__WHAT YOU ARE ASKED TO DO__:
Check every line below for the string "Frequency", and copy the lines that contain it.

__DATA PROVIDED__:
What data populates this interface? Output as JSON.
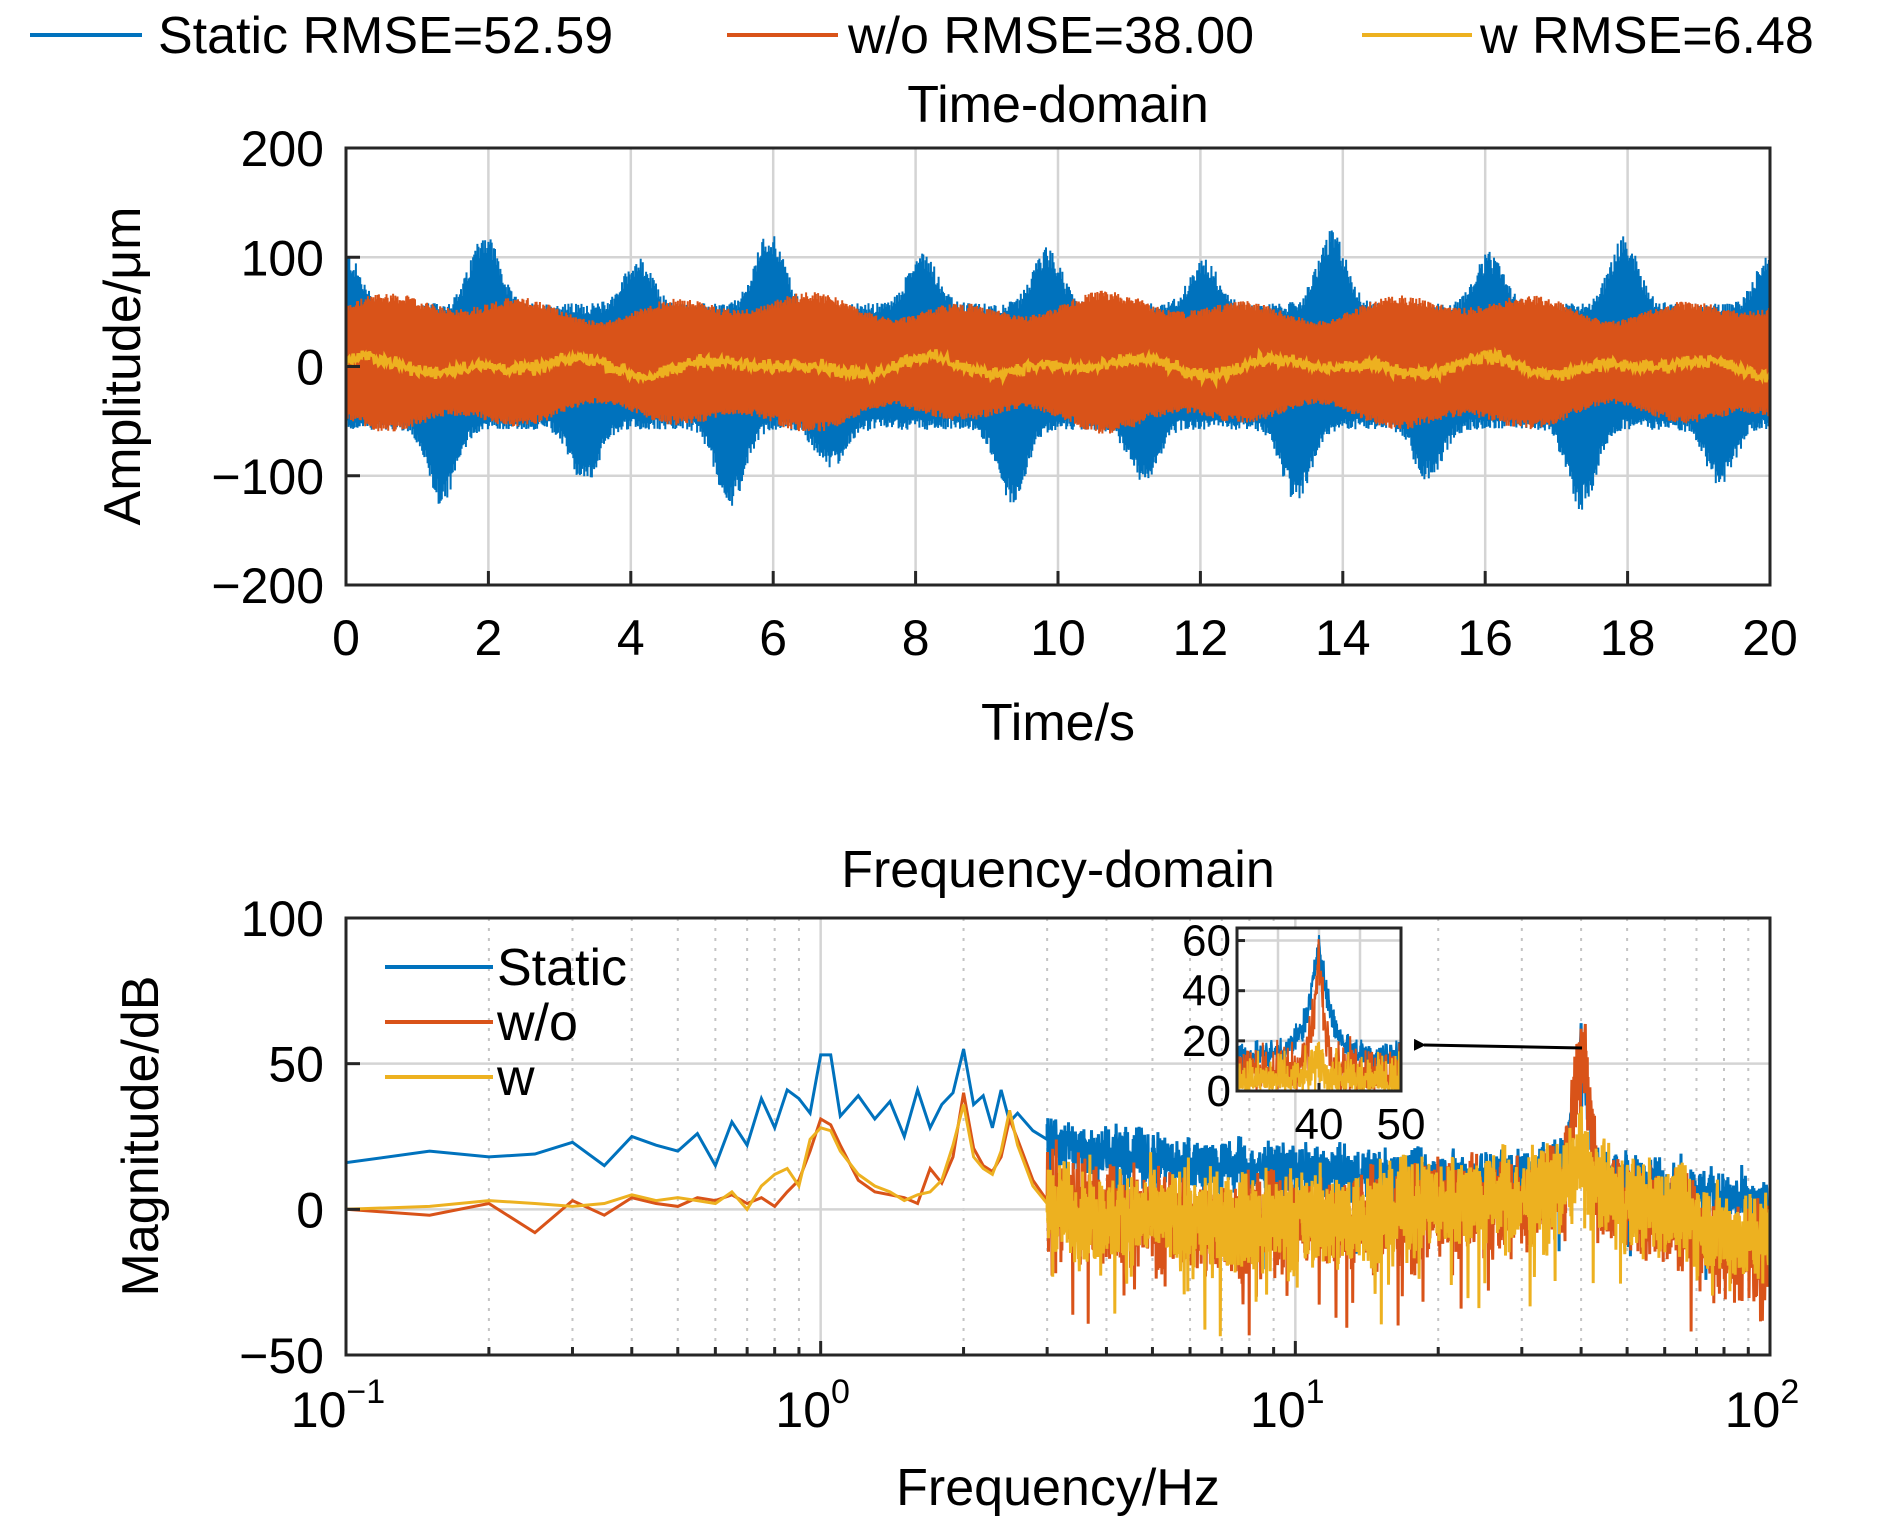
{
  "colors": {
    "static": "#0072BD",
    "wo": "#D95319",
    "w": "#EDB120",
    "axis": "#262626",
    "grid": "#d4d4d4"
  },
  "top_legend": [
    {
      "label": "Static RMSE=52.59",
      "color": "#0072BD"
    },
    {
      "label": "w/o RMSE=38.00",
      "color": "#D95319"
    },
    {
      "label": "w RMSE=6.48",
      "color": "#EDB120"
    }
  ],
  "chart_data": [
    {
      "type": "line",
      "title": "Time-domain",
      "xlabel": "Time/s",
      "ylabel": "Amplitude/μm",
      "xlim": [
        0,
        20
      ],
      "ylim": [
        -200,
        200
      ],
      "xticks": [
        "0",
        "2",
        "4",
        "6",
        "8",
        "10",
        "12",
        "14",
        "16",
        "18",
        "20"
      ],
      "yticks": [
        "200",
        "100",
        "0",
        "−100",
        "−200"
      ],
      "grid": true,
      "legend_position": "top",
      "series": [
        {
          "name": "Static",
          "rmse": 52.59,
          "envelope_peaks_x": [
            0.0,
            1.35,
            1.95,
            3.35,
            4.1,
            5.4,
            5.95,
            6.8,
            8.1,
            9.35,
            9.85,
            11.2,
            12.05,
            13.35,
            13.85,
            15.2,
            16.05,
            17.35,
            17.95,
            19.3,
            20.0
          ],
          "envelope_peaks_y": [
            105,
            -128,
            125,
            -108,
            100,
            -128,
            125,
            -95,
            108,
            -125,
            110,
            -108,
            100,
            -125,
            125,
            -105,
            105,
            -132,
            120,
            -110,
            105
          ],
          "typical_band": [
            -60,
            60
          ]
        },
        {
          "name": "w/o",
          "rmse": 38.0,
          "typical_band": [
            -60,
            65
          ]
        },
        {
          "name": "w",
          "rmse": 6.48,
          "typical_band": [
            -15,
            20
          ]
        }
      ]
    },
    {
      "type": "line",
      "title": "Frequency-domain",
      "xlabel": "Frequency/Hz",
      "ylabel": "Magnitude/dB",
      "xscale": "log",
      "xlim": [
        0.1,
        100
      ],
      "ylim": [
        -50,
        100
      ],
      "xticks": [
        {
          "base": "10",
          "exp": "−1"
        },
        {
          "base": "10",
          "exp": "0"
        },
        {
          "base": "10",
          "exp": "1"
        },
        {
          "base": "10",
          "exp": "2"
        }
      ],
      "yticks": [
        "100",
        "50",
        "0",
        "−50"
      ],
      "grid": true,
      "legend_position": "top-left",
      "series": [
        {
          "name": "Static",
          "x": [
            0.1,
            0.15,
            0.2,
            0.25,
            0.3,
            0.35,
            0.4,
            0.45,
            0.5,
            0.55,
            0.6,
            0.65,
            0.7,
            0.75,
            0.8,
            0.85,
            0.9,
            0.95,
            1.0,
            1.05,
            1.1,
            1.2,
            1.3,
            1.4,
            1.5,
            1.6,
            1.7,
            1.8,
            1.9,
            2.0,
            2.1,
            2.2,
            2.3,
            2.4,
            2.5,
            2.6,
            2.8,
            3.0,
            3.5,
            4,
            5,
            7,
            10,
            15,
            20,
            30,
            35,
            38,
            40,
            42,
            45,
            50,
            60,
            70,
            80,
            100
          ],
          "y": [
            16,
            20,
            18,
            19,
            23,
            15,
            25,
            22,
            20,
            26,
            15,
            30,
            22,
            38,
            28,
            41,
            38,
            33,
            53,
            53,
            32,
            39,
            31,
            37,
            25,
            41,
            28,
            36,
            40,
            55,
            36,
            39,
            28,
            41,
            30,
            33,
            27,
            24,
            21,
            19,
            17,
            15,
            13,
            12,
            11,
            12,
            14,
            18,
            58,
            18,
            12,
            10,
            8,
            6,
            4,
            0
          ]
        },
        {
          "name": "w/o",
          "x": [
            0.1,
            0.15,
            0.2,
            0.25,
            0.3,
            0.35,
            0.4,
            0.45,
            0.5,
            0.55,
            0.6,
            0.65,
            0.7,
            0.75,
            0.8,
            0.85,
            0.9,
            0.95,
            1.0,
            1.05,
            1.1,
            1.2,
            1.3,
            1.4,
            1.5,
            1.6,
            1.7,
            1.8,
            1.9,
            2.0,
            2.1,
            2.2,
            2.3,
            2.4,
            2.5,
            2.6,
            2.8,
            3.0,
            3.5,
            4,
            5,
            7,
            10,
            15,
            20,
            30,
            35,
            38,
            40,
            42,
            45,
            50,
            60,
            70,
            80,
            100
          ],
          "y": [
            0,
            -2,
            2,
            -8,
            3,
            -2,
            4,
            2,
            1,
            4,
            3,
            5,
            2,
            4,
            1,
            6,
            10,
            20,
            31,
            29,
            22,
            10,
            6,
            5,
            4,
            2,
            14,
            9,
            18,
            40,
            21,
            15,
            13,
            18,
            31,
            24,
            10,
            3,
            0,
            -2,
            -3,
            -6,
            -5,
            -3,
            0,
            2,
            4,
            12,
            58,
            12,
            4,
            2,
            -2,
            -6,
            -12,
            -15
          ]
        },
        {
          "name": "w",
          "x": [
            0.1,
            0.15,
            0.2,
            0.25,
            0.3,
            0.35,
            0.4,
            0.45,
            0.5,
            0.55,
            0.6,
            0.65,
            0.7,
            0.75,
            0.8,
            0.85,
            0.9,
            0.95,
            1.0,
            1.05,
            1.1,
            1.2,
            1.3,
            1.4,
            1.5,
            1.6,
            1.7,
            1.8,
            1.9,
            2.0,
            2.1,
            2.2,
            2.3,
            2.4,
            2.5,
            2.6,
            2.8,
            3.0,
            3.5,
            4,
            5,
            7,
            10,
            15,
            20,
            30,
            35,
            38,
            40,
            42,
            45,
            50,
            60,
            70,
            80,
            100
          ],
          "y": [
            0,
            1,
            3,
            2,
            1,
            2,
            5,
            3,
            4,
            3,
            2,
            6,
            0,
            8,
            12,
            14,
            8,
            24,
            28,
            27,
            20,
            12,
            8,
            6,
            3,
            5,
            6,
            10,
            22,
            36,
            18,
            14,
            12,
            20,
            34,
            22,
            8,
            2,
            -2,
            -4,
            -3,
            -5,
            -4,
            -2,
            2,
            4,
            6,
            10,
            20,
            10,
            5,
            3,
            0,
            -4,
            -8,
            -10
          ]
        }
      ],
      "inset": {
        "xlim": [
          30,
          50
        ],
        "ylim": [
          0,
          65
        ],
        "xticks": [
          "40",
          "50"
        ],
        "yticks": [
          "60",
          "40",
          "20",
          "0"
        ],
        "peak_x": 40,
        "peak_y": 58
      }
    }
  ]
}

__ANSWER TO THIS PROBLEM__:
      "title": "Frequency-domain",
      "xlabel": "Frequency/Hz",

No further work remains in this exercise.